Extracted records —
—————

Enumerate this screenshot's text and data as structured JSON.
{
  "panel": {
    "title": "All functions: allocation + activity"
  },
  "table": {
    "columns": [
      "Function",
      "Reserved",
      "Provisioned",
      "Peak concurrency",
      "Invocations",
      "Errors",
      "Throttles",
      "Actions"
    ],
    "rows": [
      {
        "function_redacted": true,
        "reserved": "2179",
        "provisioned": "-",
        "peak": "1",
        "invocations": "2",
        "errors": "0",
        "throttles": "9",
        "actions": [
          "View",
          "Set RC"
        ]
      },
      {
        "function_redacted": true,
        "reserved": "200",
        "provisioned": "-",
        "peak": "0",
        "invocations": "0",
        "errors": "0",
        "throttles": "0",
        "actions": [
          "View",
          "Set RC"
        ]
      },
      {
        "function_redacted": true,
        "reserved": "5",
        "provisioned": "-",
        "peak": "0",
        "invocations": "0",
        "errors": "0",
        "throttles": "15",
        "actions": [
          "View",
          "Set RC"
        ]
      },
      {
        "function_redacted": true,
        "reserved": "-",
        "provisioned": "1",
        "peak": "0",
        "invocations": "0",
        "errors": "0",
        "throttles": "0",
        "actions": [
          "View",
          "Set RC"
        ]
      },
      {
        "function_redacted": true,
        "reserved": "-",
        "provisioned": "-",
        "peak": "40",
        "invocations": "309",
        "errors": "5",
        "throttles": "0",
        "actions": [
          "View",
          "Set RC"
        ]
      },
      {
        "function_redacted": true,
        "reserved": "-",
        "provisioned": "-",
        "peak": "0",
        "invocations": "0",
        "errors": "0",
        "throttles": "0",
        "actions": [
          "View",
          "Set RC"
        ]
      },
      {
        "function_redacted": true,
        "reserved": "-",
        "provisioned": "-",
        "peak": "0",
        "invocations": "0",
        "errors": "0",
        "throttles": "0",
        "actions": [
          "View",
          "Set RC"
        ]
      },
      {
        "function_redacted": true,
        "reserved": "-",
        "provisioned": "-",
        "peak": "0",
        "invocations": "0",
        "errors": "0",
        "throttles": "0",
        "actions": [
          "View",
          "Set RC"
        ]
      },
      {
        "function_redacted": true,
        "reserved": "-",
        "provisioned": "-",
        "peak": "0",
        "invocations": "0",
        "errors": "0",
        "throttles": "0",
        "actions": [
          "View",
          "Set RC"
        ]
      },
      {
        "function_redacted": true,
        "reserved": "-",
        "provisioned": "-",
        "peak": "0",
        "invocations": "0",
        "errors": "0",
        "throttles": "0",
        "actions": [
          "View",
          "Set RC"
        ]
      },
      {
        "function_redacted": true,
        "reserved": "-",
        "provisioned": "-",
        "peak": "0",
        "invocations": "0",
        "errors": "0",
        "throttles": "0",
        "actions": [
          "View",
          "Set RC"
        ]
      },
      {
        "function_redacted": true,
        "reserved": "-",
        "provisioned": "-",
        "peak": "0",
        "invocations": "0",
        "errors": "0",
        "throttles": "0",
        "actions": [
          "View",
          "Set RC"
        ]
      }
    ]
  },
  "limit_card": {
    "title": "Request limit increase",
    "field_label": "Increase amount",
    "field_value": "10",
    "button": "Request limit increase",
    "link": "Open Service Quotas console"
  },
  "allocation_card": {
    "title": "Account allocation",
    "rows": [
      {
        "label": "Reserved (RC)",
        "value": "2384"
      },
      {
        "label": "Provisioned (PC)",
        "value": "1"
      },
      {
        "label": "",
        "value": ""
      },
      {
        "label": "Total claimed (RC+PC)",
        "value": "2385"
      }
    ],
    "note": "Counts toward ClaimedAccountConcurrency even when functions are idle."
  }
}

—————

Short exercise —
Every entry must be quoted exactly as it appears above.

Answer for the task —
Enumerate this screenshot's text and data as structured JSON.
{
  "panel": {
    "title": "All functions: allocation + activity"
  },
  "table": {
    "columns": [
      "Function",
      "Reserved",
      "Provisioned",
      "Peak concurrency",
      "Invocations",
      "Errors",
      "Throttles",
      "Actions"
    ],
    "rows": [
      {
        "function_redacted": true,
        "reserved": "2179",
        "provisioned": "-",
        "peak": "1",
        "invocations": "2",
        "errors": "0",
        "throttles": "9",
        "actions": [
          "View",
          "Set RC"
        ]
      },
      {
        "function_redacted": true,
        "reserved": "200",
        "provisioned": "-",
        "peak": "0",
        "invocations": "0",
        "errors": "0",
        "throttles": "0",
        "actions": [
          "View",
          "Set RC"
        ]
      },
      {
        "function_redacted": true,
        "reserved": "5",
        "provisioned": "-",
        "peak": "0",
        "invocations": "0",
        "errors": "0",
        "throttles": "15",
        "actions": [
          "View",
          "Set RC"
        ]
      },
      {
        "function_redacted": true,
        "reserved": "-",
        "provisioned": "1",
        "peak": "0",
        "invocations": "0",
        "errors": "0",
        "throttles": "0",
        "actions": [
          "View",
          "Set RC"
        ]
      },
      {
        "function_redacted": true,
        "reserved": "-",
        "provisioned": "-",
        "peak": "40",
        "invocations": "309",
        "errors": "5",
        "throttles": "0",
        "actions": [
          "View",
          "Set RC"
        ]
      },
      {
        "function_redacted": true,
        "reserved": "-",
        "provisioned": "-",
        "peak": "0",
        "invocations": "0",
        "errors": "0",
        "throttles": "0",
        "actions": [
          "View",
          "Set RC"
        ]
      },
      {
        "function_redacted": true,
        "reserved": "-",
        "provisioned": "-",
        "peak": "0",
        "invocations": "0",
        "errors": "0",
        "throttles": "0",
        "actions": [
          "View",
          "Set RC"
        ]
      },
      {
        "function_redacted": true,
        "reserved": "-",
        "provisioned": "-",
        "peak": "0",
        "invocations": "0",
        "errors": "0",
        "throttles": "0",
        "actions": [
          "View",
          "Set RC"
        ]
      },
      {
        "function_redacted": true,
        "reserved": "-",
        "provisioned": "-",
        "peak": "0",
        "invocations": "0",
        "errors": "0",
        "throttles": "0",
        "actions": [
          "View",
          "Set RC"
        ]
      },
      {
        "function_redacted": true,
        "reserved": "-",
        "provisioned": "-",
        "peak": "0",
        "invocations": "0",
        "errors": "0",
        "throttles": "0",
        "actions": [
          "View",
          "Set RC"
        ]
      },
      {
        "function_redacted": true,
        "reserved": "-",
        "provisioned": "-",
        "peak": "0",
        "invocations": "0",
        "errors": "0",
        "throttles": "0",
        "actions": [
          "View",
          "Set RC"
        ]
      },
      {
        "function_redacted": true,
        "reserved": "-",
        "provisioned": "-",
        "peak": "0",
        "invocations": "0",
        "errors": "0",
        "throttles": "0",
        "actions": [
          "View",
          "Set RC"
        ]
      }
    ]
  },
  "limit_card": {
    "title": "Request limit increase",
    "field_label": "Increase amount",
    "field_value": "10",
    "button": "Request limit increase",
    "link": "Open Service Quotas console"
  },
  "allocation_card": {
    "title": "Account allocation",
    "rows": [
      {
        "label": "Reserved (RC)",
        "value": "2384"
      },
      {
        "label": "Provisioned (PC)",
        "value": "1"
      },
      {
        "label": "",
        "value": ""
      },
      {
        "label": "Total claimed (RC+PC)",
        "value": "2385"
      }
    ],
    "note": "Counts toward ClaimedAccountConcurrency even when functions are idle."
  }
}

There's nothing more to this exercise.